--- The exercise ---
Check each line of the data below for the word "تعالى", then extract the ones that have it.

--- Data supplied ---
________________
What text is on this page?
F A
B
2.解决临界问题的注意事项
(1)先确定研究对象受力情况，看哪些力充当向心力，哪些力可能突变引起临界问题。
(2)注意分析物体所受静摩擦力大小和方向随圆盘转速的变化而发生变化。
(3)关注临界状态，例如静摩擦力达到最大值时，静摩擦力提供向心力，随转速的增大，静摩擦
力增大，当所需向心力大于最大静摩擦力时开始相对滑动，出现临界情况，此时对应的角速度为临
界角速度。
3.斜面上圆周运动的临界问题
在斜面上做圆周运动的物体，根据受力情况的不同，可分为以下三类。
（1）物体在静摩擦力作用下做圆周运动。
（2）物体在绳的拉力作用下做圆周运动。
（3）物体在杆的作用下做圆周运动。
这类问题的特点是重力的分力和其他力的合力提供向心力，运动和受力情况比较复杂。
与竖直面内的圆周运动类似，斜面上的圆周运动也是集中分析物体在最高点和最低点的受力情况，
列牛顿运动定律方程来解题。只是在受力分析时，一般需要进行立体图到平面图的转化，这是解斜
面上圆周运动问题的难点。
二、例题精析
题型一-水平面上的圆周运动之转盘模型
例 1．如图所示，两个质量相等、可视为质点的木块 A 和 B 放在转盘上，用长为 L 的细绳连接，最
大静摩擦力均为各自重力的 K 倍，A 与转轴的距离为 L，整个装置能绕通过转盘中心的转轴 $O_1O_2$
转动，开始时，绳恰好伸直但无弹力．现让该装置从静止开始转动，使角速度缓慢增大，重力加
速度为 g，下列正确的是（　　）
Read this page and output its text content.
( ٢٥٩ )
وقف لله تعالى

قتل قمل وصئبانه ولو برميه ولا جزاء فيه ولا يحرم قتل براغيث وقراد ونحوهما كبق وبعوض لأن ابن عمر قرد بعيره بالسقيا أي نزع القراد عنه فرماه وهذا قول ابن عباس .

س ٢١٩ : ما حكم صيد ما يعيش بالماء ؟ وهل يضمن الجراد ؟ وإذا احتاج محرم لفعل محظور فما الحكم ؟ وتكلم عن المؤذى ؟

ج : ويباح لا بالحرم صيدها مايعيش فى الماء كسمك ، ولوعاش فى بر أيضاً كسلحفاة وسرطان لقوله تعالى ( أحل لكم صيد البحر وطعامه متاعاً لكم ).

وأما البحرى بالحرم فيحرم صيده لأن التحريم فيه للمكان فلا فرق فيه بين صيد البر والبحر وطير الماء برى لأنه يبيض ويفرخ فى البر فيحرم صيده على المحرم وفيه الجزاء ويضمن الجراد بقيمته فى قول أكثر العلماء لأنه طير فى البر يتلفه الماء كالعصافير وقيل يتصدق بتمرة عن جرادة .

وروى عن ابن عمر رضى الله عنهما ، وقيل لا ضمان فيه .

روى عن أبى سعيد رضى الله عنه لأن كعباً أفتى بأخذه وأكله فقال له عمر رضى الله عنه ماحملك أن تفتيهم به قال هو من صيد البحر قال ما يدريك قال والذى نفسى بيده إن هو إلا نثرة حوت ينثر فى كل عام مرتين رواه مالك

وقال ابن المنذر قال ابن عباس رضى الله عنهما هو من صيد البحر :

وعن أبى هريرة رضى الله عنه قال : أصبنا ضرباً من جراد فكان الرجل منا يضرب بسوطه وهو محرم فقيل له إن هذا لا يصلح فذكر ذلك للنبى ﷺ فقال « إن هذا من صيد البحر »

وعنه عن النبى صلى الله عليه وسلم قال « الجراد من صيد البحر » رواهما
________________
--- The answer ---
وقف لله تعالى
ج : ويباح لا بالحرم صيدها مايعيش فى الماء كسمك ، ولوعاش فى بر أيضاً كسلحفاة وسرطان لقوله تعالى ( أحل لكم صيد البحر وطعامه متاعاً لكم ).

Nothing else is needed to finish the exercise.